-- begin Data entries --

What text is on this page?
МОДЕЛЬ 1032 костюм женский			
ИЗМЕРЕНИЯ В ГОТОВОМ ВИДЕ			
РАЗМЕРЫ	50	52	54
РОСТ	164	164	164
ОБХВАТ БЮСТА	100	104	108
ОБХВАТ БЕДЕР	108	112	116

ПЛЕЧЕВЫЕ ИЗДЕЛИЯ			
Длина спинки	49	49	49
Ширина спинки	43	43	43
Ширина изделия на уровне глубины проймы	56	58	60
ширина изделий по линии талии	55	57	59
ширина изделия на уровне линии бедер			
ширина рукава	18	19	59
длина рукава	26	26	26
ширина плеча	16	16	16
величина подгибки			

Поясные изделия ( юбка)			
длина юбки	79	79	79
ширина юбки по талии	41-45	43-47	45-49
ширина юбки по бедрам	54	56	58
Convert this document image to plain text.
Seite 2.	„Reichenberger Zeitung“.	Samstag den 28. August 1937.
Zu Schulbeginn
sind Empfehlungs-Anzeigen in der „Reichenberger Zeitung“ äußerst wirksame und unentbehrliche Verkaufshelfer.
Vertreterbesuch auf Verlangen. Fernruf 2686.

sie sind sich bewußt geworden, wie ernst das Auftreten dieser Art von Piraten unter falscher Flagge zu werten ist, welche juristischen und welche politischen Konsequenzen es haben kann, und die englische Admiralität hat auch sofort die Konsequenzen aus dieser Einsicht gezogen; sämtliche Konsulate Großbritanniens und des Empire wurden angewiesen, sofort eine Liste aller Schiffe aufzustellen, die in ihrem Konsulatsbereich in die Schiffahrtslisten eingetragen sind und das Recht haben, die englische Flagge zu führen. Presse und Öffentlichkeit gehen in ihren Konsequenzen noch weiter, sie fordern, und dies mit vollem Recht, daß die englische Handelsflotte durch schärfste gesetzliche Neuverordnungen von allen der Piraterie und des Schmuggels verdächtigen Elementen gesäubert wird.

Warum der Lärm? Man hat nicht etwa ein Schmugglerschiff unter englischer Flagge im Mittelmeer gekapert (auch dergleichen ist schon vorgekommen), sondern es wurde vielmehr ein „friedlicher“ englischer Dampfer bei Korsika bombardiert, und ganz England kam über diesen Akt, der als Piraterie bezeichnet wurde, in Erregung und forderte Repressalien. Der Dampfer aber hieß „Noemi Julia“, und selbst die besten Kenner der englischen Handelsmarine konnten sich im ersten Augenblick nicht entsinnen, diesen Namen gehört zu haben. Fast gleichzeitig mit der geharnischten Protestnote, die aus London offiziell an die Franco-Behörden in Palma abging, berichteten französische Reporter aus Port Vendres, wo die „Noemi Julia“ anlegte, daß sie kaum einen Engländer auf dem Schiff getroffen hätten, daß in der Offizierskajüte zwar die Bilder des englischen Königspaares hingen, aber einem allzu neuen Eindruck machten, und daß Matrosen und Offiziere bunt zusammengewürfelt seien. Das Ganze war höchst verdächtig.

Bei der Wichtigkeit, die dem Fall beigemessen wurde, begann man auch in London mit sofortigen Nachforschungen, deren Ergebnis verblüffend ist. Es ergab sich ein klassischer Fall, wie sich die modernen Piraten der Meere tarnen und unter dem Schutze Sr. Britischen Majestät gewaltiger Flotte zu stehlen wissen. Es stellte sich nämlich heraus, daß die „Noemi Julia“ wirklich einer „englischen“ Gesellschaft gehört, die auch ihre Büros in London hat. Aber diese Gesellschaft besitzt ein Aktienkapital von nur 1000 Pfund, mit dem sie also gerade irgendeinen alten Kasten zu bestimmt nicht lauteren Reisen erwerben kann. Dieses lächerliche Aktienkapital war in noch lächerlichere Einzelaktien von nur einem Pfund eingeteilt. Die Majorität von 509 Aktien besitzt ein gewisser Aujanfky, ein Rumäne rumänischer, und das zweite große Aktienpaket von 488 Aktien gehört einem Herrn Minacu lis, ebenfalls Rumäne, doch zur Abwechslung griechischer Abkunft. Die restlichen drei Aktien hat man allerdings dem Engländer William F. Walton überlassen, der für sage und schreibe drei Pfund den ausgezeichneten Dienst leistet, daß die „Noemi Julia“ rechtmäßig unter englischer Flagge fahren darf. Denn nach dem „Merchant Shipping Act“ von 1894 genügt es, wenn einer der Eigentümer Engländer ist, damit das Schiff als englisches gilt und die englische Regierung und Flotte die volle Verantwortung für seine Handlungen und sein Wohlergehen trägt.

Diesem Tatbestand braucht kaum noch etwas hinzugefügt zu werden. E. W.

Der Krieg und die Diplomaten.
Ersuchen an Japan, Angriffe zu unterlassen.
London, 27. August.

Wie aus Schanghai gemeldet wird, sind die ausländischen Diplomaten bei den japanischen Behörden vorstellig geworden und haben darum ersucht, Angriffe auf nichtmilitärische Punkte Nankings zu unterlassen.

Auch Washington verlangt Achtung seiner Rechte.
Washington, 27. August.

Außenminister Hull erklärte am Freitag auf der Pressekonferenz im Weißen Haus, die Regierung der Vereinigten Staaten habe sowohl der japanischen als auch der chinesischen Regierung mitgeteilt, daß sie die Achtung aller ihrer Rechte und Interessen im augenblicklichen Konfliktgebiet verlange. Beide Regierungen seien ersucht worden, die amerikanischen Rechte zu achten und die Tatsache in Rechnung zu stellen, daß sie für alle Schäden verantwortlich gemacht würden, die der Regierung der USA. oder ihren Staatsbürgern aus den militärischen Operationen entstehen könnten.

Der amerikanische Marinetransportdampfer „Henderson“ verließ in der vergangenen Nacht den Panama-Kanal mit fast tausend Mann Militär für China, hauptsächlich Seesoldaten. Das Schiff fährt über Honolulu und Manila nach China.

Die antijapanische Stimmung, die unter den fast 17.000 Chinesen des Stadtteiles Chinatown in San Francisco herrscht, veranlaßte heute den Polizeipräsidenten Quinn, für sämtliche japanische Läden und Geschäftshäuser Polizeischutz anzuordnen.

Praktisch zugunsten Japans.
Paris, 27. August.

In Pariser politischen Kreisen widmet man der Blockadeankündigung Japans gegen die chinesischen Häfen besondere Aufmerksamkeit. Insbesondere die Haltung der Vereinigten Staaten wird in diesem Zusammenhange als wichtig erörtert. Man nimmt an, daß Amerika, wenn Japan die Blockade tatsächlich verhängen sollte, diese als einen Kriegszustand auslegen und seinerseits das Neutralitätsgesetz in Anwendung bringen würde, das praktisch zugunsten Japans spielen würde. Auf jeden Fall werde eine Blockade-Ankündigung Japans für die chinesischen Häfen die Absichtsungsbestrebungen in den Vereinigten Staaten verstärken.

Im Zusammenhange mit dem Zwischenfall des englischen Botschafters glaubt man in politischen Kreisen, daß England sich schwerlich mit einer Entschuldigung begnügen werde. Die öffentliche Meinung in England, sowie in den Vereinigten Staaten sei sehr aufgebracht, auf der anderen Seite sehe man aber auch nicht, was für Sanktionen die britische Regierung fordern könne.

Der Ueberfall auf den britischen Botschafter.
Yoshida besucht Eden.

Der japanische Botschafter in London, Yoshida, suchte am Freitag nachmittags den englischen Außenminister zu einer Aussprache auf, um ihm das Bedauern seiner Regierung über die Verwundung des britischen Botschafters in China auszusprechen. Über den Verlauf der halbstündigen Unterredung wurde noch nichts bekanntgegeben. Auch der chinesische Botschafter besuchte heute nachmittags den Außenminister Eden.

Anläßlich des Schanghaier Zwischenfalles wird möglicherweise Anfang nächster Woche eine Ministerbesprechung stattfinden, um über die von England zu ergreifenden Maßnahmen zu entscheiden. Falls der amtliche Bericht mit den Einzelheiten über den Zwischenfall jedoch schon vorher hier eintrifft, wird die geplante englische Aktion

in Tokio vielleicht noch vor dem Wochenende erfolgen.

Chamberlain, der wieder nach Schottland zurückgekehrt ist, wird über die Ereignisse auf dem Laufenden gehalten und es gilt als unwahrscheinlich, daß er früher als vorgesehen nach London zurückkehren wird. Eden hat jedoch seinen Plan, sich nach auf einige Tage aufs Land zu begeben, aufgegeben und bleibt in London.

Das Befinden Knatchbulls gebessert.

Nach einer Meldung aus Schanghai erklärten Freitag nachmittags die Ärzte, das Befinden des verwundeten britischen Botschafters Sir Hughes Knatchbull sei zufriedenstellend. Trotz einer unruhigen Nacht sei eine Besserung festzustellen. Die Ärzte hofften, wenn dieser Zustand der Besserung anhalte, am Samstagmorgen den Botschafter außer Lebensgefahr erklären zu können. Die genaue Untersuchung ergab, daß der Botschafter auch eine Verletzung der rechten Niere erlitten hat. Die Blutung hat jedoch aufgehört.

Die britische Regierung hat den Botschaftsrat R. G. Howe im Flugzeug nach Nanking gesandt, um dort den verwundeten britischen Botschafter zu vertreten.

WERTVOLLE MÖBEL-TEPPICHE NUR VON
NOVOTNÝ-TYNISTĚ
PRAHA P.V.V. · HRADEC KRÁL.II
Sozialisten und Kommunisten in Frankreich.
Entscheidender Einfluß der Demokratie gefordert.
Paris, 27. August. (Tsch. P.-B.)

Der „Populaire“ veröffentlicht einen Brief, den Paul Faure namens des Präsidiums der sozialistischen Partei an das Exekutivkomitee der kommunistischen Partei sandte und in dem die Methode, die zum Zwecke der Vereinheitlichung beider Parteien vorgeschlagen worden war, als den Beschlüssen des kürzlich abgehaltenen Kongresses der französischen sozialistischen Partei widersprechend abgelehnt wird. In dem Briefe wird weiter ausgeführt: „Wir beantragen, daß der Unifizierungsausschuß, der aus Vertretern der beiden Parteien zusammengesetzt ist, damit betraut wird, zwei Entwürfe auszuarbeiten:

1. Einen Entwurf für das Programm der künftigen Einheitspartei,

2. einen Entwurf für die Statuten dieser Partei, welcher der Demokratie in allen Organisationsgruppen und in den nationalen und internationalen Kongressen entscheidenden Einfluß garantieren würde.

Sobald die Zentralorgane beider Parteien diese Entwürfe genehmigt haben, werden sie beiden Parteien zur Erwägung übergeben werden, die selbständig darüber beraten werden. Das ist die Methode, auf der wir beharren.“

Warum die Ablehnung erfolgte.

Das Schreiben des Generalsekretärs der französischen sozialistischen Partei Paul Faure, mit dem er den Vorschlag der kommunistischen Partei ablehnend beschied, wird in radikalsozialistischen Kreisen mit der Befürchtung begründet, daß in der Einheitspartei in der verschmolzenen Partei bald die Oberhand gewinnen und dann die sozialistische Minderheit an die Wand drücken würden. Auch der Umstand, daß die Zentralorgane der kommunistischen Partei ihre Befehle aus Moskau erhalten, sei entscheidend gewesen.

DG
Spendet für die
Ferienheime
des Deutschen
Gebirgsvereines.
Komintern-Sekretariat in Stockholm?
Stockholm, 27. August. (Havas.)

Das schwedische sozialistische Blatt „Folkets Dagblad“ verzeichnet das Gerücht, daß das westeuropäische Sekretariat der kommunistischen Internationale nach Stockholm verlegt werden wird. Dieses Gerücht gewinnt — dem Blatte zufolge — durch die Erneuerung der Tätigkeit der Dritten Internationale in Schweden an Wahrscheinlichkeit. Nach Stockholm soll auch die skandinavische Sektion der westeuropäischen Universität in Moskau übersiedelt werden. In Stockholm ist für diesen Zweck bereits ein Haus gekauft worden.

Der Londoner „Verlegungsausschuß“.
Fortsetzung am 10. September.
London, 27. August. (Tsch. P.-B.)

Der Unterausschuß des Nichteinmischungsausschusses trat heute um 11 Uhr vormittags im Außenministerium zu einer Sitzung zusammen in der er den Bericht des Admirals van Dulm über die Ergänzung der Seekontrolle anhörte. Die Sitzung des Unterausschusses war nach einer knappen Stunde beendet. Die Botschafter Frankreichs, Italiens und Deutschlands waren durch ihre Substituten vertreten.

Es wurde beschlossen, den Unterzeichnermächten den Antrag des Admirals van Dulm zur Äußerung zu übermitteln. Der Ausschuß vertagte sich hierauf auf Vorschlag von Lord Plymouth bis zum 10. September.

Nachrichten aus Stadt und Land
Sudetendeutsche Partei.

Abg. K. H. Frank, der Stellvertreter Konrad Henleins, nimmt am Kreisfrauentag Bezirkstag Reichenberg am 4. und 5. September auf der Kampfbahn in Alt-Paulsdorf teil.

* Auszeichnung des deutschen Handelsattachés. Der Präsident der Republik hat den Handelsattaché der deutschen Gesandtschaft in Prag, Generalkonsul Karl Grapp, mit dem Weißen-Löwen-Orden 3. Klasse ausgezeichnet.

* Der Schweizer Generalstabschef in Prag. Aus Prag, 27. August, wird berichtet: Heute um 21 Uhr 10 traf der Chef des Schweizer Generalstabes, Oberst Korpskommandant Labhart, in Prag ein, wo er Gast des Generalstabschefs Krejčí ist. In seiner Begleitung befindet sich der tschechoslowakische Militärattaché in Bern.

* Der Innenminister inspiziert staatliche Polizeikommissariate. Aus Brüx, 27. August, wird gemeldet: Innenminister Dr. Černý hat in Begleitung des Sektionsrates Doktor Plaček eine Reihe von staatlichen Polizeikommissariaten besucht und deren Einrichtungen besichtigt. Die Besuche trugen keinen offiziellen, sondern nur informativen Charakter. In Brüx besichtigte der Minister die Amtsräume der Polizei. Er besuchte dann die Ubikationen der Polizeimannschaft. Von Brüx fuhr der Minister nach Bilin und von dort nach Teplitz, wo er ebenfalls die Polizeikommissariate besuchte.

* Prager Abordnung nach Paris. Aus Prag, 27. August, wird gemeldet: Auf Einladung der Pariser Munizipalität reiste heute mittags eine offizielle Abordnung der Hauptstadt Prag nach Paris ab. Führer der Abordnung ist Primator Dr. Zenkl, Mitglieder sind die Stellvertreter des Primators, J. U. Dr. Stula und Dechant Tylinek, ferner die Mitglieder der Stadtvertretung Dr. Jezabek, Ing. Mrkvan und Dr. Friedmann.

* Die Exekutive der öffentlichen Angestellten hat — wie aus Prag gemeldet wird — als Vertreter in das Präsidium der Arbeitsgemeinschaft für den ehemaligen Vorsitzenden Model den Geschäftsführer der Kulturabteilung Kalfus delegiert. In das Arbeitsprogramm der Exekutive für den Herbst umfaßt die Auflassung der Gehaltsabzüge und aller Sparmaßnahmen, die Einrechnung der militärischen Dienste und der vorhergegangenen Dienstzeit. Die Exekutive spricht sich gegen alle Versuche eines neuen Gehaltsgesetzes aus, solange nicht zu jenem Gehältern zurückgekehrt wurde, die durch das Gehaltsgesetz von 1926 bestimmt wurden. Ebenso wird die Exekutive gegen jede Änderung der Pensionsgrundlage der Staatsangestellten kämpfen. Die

-- end Data entries --

* [Directive] From the entries above, copy each line holding "Achtung".

* [Answer to the problem]
Auch Washington verlangt Achtung seiner Rechte.
Außenminister Hull erklärte am Freitag auf der Pressekonferenz im Weißen Haus, die Regierung der Vereinigten Staaten habe sowohl der japanischen als auch der chinesischen Regierung mitgeteilt, daß sie die Achtung aller ihrer Rechte und Interessen im augenblicklichen Konfliktgebiet verlange. Beide Regierungen seien ersucht worden, die amerikanischen Rechte zu achten und die Tatsache in Rechnung zu stellen, daß sie für alle Schäden verantwortlich gemacht würden, die der Regierung der USA. oder ihren Staatsbürgern aus den militärischen Operationen entstehen könnten.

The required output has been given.